» What the task asks: Copy every line that mentions the word "JSON".

[Items from a figure collection]

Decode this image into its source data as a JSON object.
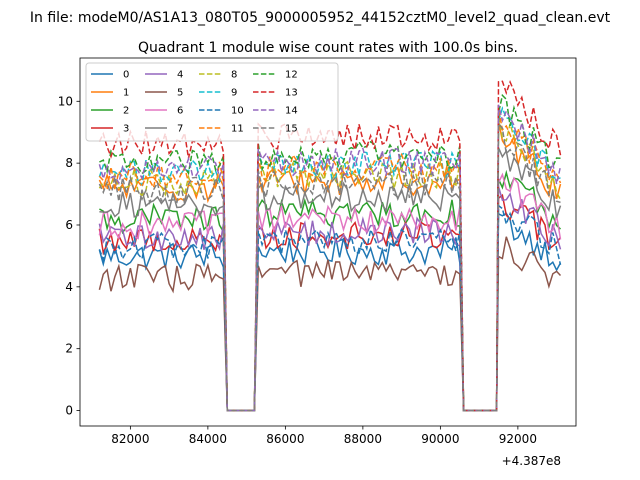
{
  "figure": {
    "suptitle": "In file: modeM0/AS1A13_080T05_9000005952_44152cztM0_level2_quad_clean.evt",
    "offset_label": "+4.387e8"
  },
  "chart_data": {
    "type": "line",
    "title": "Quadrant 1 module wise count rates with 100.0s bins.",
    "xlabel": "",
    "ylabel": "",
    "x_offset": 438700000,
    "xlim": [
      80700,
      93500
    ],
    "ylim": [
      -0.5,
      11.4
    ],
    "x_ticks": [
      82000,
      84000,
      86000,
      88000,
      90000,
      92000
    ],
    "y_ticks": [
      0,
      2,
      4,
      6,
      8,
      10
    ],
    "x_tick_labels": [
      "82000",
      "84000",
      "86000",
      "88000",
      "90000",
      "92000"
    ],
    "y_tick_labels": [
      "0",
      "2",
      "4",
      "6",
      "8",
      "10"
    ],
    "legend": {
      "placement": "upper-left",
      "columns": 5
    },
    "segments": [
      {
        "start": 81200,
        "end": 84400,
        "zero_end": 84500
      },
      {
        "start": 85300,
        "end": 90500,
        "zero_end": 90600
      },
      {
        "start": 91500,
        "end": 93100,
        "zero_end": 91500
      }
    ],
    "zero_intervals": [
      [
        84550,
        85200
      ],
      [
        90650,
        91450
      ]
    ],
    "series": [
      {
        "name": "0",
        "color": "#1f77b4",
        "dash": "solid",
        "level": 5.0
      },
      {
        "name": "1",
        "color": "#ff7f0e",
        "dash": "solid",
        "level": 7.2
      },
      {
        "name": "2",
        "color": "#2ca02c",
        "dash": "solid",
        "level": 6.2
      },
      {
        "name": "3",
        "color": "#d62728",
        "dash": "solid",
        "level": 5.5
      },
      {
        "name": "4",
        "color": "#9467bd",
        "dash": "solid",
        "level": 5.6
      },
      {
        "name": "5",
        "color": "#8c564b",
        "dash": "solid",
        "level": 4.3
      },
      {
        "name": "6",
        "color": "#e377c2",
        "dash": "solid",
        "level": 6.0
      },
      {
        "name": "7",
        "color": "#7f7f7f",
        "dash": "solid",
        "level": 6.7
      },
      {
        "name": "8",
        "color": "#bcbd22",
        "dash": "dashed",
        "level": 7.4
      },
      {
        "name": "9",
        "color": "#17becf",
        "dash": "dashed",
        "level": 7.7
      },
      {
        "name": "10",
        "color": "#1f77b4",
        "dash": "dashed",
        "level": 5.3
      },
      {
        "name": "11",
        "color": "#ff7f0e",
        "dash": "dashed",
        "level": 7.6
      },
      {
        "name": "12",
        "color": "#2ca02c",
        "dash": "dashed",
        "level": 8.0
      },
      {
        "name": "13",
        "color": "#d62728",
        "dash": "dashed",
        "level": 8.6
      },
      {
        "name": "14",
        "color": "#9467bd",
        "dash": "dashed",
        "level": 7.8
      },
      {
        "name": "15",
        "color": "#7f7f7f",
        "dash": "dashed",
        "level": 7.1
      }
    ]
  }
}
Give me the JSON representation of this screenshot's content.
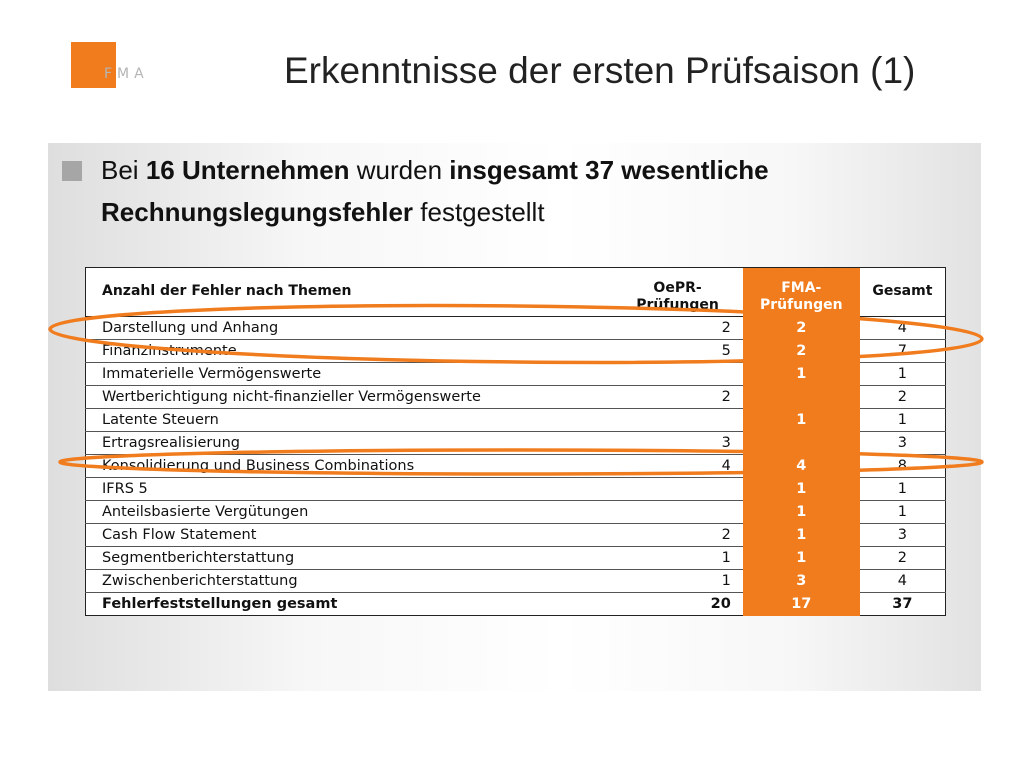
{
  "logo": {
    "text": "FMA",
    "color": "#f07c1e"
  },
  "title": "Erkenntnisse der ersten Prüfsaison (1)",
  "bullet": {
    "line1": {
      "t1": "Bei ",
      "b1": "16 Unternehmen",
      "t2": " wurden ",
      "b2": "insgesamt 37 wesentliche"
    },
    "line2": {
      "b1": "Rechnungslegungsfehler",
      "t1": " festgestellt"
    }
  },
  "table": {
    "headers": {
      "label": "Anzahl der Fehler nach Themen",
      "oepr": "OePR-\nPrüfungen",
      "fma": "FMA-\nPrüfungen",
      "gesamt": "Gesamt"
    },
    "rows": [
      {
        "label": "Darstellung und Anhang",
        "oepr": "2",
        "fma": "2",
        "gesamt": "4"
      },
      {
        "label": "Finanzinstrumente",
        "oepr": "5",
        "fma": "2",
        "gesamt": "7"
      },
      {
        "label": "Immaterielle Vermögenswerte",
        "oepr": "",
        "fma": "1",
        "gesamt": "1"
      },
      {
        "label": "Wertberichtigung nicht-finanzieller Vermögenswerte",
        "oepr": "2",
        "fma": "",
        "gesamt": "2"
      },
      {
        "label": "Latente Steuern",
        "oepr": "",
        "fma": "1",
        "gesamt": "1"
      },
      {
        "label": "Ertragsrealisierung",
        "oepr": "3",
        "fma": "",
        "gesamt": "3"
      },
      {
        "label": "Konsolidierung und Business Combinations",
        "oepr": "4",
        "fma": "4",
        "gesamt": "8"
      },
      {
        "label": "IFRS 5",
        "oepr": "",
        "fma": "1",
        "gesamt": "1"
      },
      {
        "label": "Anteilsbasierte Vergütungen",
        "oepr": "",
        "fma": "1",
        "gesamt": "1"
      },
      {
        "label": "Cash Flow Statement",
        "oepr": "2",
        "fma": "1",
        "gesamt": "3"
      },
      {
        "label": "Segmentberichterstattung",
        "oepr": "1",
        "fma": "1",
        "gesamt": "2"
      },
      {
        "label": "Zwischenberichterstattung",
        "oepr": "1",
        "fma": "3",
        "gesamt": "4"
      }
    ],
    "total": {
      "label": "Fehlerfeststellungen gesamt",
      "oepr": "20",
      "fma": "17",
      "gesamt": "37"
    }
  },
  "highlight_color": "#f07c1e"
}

» Right answer:
Decode this image into its source data as a JSON object.
Give me the JSON representation of this screenshot's content.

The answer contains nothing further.